== PROVIDED RECORDS ==

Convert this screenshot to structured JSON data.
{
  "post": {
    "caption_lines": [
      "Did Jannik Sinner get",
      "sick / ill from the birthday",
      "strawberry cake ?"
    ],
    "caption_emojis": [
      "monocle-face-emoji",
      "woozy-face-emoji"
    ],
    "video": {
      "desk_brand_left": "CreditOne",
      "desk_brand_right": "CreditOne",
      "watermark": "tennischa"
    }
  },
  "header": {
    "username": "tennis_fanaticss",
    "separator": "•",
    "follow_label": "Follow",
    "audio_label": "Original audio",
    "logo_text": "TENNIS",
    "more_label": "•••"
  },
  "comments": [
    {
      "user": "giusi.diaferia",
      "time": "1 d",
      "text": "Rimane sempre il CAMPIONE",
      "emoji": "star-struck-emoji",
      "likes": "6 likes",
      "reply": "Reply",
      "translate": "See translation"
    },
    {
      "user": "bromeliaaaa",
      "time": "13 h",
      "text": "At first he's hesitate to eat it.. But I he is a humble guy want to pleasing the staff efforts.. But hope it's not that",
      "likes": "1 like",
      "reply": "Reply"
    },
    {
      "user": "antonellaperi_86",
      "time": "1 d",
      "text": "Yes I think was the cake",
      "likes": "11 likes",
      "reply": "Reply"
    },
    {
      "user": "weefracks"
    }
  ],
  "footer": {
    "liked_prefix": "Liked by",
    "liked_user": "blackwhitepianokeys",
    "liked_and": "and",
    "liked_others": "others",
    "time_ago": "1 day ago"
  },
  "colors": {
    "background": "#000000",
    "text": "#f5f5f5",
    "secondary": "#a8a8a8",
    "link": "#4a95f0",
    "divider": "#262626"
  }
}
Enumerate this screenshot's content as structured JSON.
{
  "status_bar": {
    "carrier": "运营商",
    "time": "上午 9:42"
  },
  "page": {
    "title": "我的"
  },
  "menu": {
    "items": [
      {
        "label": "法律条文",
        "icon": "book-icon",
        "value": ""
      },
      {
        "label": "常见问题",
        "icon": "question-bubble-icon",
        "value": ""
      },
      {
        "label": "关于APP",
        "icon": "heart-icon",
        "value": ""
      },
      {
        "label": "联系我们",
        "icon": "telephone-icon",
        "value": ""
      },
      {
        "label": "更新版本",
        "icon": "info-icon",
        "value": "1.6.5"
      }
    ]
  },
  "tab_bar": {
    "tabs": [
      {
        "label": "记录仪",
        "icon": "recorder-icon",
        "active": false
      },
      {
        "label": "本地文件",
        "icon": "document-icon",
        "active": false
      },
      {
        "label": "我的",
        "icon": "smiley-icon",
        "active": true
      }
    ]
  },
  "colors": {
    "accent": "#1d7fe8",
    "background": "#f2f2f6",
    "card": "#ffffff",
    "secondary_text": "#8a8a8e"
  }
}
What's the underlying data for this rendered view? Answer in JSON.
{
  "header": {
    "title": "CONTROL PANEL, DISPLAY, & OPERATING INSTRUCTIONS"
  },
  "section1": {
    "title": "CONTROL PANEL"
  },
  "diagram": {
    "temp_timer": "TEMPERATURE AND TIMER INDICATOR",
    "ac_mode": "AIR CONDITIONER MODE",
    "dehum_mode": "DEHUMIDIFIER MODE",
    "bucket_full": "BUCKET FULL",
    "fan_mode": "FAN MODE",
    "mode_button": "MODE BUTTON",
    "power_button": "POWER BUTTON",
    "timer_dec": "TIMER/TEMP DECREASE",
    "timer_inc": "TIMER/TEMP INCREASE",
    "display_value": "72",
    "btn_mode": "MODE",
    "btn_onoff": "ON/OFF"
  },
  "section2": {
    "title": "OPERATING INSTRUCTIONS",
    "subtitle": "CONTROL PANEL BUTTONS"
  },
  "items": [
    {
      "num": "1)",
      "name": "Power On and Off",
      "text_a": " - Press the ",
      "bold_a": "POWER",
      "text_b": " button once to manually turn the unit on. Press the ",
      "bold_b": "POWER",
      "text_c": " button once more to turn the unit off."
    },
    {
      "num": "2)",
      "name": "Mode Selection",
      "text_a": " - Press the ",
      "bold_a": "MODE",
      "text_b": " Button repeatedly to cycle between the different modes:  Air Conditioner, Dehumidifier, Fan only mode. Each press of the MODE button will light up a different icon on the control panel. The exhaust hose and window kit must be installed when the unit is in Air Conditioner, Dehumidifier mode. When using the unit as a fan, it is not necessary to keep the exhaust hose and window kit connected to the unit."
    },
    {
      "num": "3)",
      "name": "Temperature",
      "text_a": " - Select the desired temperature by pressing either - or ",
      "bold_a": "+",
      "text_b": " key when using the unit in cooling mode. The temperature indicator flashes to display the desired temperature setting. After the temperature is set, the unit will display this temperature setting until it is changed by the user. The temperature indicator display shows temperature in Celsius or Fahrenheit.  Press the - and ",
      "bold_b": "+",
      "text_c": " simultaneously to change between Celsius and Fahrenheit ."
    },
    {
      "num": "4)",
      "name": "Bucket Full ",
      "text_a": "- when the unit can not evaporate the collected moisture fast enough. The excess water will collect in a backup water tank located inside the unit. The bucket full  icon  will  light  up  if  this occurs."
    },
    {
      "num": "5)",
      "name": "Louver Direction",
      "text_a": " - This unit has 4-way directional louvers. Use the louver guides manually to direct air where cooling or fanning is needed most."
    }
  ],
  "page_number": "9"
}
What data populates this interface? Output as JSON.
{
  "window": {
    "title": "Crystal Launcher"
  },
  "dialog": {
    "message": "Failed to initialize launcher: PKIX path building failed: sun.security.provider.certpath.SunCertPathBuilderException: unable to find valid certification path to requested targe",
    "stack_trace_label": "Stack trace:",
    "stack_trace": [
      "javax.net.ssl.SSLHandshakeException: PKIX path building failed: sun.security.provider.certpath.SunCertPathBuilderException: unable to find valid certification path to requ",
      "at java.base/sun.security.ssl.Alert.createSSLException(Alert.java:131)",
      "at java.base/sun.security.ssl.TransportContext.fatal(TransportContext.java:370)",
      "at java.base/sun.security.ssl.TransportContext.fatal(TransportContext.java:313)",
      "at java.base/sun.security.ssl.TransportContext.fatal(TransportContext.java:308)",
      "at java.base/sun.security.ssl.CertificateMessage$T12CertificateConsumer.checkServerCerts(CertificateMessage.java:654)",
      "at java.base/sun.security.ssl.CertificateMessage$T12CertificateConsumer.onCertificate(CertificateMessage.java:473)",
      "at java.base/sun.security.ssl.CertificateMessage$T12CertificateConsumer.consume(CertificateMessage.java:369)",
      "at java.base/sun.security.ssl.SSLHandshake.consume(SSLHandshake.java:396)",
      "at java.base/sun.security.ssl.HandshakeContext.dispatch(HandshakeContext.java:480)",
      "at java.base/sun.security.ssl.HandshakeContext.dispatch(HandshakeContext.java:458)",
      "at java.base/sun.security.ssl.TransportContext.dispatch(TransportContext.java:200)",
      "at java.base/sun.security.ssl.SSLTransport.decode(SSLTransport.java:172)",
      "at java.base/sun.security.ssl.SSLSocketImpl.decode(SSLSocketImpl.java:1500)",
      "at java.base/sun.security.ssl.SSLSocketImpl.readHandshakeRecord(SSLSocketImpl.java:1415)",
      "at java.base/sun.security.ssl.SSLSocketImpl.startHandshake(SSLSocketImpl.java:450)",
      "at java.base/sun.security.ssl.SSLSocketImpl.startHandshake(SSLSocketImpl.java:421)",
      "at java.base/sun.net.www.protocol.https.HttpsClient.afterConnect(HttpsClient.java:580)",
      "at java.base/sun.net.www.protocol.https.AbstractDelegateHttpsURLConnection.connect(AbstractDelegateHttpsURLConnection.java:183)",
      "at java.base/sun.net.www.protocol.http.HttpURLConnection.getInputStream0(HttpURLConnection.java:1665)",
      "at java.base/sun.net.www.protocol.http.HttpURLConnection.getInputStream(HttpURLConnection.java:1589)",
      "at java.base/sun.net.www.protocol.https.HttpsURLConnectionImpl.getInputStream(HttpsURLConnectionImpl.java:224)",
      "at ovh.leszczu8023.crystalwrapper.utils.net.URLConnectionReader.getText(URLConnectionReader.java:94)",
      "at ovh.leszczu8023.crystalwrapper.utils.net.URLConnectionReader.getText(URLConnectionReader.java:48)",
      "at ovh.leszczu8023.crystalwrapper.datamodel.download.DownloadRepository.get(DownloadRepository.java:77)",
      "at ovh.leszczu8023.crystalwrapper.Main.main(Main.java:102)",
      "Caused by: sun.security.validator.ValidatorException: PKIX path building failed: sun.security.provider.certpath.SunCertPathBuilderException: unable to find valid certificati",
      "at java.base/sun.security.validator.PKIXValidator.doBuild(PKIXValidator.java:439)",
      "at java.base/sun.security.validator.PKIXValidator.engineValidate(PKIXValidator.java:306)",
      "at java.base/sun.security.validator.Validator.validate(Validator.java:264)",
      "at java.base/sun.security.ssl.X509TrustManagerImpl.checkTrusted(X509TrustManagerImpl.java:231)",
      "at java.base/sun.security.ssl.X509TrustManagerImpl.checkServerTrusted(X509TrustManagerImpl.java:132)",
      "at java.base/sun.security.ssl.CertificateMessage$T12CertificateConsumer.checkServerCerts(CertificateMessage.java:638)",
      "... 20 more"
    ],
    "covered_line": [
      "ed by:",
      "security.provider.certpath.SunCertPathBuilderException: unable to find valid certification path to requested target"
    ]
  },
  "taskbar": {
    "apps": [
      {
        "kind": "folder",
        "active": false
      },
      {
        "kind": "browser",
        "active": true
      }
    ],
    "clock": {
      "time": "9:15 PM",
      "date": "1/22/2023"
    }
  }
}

===

Look over the listing. Pull out every line with the string "decode" in it.

▶ [FINAL RESULT]:
      "at java.base/sun.security.ssl.SSLTransport.decode(SSLTransport.java:172)",
      "at java.base/sun.security.ssl.SSLSocketImpl.decode(SSLSocketImpl.java:1500)",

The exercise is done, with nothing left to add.